* _Problem statement_: Make a tally of the lines in the records that include the string "をご使用下さい", and give only that number.

* _Records_:

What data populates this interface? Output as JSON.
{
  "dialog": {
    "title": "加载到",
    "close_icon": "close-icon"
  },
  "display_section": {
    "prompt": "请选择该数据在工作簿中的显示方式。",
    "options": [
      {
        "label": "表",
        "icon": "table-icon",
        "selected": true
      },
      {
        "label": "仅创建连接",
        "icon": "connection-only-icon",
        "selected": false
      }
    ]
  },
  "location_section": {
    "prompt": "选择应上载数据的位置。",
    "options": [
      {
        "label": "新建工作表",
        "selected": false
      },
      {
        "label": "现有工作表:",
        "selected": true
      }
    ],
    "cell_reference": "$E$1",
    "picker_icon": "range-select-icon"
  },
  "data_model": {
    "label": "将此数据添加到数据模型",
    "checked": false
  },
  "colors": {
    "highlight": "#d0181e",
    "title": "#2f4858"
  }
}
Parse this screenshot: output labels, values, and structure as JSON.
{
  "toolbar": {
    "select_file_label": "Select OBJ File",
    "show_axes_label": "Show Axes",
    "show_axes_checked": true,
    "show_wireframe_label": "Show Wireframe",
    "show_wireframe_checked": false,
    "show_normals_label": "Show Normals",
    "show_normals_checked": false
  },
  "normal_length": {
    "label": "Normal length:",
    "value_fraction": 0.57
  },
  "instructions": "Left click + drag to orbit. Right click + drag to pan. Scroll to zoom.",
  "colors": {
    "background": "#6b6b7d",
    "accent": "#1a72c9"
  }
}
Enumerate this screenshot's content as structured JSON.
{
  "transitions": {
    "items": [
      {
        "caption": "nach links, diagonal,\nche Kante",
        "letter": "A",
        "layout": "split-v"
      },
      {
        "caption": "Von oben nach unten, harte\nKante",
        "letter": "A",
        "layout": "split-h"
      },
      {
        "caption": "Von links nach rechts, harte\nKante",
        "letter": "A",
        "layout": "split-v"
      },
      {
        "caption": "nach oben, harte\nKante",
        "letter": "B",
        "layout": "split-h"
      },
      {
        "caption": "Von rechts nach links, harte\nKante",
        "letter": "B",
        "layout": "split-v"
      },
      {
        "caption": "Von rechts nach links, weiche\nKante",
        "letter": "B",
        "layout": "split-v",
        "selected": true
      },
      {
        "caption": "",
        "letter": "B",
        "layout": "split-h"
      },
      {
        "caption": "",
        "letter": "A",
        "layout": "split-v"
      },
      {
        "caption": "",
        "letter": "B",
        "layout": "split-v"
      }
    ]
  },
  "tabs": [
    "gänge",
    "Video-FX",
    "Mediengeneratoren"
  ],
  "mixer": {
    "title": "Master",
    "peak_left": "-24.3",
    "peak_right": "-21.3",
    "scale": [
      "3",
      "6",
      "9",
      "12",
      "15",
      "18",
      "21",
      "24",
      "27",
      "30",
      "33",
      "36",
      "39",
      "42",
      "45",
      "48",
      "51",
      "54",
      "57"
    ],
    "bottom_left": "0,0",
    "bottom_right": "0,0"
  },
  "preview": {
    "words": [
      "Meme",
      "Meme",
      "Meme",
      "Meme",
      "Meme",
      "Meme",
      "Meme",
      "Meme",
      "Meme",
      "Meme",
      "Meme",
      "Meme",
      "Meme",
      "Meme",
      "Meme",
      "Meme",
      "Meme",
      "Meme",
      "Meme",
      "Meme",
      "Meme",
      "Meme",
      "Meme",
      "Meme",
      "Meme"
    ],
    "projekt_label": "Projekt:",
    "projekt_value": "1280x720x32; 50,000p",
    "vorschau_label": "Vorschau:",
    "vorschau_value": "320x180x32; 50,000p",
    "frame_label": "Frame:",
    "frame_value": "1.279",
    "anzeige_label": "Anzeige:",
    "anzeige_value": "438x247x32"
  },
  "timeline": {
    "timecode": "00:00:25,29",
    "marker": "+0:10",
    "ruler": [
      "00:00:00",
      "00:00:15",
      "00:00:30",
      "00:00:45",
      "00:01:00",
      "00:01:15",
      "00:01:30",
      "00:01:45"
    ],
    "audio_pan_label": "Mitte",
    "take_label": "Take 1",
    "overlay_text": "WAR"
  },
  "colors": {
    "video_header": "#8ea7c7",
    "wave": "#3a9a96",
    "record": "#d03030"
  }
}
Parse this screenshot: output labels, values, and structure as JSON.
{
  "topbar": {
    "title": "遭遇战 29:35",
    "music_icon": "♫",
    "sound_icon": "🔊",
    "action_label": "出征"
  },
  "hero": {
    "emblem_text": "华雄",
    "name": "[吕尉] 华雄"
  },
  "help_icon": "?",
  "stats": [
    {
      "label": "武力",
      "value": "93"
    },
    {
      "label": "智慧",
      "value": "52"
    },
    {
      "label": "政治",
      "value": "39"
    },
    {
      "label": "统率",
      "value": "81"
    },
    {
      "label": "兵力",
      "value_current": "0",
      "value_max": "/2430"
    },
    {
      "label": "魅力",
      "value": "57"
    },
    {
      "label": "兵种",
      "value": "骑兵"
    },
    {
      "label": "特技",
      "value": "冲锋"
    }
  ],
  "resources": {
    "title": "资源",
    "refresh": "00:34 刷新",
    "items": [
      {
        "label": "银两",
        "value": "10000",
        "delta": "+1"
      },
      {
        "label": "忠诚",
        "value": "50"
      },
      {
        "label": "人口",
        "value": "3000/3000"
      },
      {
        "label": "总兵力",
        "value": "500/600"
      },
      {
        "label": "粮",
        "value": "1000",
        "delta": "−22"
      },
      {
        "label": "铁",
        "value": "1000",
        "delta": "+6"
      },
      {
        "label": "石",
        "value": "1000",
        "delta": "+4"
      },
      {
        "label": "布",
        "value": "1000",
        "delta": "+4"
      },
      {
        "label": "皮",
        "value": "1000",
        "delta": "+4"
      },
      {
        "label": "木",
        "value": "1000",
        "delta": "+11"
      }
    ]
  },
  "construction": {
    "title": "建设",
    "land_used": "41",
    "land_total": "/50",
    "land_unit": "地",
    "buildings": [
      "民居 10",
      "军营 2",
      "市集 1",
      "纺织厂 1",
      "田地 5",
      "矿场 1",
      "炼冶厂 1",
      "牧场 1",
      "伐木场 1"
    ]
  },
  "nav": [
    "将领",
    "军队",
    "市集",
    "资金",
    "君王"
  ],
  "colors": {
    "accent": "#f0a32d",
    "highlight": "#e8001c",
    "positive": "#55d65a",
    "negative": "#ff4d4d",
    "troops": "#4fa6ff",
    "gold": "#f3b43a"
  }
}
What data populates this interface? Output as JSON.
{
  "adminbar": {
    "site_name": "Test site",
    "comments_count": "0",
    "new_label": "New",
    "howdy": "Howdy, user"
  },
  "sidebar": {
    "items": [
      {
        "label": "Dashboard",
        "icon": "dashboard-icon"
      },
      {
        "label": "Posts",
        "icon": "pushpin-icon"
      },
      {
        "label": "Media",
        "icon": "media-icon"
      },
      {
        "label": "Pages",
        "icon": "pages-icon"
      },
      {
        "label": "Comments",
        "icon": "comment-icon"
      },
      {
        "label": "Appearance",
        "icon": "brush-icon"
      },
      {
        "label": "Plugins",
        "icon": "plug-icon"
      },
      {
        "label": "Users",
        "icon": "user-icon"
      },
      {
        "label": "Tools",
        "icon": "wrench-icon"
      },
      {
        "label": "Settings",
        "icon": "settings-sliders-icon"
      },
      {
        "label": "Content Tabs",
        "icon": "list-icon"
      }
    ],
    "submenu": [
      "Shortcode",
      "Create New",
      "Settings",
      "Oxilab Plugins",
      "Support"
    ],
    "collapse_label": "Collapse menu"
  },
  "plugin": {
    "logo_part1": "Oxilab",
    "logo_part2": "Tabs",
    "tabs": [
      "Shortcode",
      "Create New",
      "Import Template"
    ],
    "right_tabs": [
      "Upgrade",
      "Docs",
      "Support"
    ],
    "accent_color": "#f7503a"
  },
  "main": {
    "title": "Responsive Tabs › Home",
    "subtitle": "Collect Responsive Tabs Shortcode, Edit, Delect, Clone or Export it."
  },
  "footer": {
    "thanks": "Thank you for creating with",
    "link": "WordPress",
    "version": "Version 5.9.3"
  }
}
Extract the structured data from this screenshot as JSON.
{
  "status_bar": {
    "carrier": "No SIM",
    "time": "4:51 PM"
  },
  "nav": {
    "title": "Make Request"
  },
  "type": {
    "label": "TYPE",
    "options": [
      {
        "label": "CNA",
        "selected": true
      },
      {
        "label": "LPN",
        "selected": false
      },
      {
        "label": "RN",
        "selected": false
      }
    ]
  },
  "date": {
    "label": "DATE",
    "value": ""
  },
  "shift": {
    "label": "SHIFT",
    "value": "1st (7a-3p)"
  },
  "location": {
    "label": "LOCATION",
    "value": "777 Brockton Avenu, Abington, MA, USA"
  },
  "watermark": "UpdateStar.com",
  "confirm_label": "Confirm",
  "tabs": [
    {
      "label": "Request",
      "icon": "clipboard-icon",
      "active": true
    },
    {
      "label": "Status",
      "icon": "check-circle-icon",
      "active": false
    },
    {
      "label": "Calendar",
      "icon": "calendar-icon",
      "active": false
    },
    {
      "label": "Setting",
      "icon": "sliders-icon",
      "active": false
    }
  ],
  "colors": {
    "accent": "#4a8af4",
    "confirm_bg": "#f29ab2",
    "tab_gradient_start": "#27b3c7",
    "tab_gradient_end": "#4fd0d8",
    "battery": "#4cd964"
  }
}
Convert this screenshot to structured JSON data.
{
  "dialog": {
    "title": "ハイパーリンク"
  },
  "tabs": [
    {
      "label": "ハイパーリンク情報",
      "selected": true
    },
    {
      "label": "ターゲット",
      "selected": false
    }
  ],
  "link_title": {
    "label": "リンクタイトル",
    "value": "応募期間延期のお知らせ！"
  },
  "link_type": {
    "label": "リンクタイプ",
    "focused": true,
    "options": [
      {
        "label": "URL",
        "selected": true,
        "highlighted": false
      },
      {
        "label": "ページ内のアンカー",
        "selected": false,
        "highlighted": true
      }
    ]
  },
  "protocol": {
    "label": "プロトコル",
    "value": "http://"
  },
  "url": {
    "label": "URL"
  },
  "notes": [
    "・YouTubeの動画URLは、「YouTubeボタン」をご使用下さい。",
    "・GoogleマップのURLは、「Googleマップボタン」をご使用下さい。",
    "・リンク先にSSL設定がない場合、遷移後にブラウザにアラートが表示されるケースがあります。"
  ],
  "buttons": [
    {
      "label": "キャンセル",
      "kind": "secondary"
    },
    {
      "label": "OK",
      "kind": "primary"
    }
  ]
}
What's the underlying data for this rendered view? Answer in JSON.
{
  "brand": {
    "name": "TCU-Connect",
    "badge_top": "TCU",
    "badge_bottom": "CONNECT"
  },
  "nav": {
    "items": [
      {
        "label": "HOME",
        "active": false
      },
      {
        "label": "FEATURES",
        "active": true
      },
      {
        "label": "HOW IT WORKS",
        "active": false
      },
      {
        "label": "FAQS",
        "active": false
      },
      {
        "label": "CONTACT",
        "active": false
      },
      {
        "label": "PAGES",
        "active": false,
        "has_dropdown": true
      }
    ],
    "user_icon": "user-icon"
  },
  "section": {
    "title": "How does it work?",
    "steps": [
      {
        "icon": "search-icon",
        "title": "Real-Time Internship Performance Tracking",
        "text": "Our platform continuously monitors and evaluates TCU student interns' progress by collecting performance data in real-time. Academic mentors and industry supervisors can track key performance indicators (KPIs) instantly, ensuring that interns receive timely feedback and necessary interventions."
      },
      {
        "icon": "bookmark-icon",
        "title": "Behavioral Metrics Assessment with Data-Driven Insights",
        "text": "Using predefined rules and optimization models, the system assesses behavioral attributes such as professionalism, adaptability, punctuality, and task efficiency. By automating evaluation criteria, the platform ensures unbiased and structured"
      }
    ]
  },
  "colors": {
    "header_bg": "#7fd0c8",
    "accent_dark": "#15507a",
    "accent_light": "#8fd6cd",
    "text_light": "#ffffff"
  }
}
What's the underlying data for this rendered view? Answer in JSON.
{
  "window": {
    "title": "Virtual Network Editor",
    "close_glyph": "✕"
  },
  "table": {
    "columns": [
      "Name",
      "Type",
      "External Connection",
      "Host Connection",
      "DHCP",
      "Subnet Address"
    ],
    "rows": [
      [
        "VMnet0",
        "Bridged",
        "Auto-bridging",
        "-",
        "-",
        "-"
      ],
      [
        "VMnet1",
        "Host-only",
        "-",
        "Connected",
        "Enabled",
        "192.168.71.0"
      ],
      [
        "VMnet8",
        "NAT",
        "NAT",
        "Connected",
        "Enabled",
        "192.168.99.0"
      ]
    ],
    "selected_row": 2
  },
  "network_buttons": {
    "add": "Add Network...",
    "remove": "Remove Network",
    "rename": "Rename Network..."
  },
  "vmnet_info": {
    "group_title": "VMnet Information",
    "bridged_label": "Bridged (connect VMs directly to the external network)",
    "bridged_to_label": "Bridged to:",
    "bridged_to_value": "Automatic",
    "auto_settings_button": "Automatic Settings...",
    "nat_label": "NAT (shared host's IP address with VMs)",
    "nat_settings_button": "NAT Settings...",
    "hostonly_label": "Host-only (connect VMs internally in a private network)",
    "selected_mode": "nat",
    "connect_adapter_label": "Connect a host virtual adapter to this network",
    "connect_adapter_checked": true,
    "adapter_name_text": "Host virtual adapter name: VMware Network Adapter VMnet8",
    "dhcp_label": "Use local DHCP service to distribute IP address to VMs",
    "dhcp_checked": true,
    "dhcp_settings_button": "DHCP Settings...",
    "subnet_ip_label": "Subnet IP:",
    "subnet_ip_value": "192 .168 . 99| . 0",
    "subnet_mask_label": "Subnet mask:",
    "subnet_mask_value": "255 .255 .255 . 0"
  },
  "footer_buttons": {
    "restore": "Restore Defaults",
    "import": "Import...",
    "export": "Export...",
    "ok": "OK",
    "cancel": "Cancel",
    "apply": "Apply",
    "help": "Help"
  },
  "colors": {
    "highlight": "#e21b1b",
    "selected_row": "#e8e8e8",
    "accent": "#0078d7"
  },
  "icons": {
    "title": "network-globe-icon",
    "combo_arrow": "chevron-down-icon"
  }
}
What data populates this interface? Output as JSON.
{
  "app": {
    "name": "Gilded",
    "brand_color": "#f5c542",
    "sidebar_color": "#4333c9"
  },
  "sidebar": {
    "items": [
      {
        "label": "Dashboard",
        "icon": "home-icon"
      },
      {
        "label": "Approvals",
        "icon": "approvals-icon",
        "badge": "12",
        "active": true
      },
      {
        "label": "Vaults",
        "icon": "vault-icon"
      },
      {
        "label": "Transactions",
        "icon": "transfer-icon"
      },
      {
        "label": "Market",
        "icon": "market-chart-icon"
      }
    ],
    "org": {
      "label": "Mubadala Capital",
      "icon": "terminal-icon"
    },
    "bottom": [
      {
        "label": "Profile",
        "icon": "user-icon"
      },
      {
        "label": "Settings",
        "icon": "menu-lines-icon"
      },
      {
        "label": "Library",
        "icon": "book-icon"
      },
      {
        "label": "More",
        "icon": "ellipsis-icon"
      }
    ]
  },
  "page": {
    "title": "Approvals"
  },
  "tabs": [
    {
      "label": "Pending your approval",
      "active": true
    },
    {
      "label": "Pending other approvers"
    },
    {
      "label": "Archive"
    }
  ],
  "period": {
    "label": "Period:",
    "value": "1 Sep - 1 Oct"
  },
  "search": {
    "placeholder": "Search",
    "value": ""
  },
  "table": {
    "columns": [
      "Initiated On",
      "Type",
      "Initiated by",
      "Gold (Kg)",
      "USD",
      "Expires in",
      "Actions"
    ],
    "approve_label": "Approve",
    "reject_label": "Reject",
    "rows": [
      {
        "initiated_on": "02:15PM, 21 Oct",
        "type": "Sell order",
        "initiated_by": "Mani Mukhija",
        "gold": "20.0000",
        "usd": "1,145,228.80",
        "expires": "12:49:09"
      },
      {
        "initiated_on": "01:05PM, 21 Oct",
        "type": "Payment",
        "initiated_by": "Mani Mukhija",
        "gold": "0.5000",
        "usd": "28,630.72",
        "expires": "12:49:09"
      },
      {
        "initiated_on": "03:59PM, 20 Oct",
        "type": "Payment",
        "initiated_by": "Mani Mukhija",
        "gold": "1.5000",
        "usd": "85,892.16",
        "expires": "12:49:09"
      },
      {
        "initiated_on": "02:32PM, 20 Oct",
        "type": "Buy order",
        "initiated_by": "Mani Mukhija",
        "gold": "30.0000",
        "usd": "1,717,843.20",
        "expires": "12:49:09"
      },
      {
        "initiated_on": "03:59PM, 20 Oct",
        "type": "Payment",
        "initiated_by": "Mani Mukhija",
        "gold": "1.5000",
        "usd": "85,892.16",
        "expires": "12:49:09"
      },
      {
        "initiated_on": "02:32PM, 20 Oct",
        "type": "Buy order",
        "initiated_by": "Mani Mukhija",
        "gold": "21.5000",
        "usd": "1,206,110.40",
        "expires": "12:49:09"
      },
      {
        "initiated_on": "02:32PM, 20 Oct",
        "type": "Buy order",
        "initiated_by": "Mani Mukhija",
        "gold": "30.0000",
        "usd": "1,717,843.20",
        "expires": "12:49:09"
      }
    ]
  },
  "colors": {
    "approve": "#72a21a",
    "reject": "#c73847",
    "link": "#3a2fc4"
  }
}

* _Response_: 2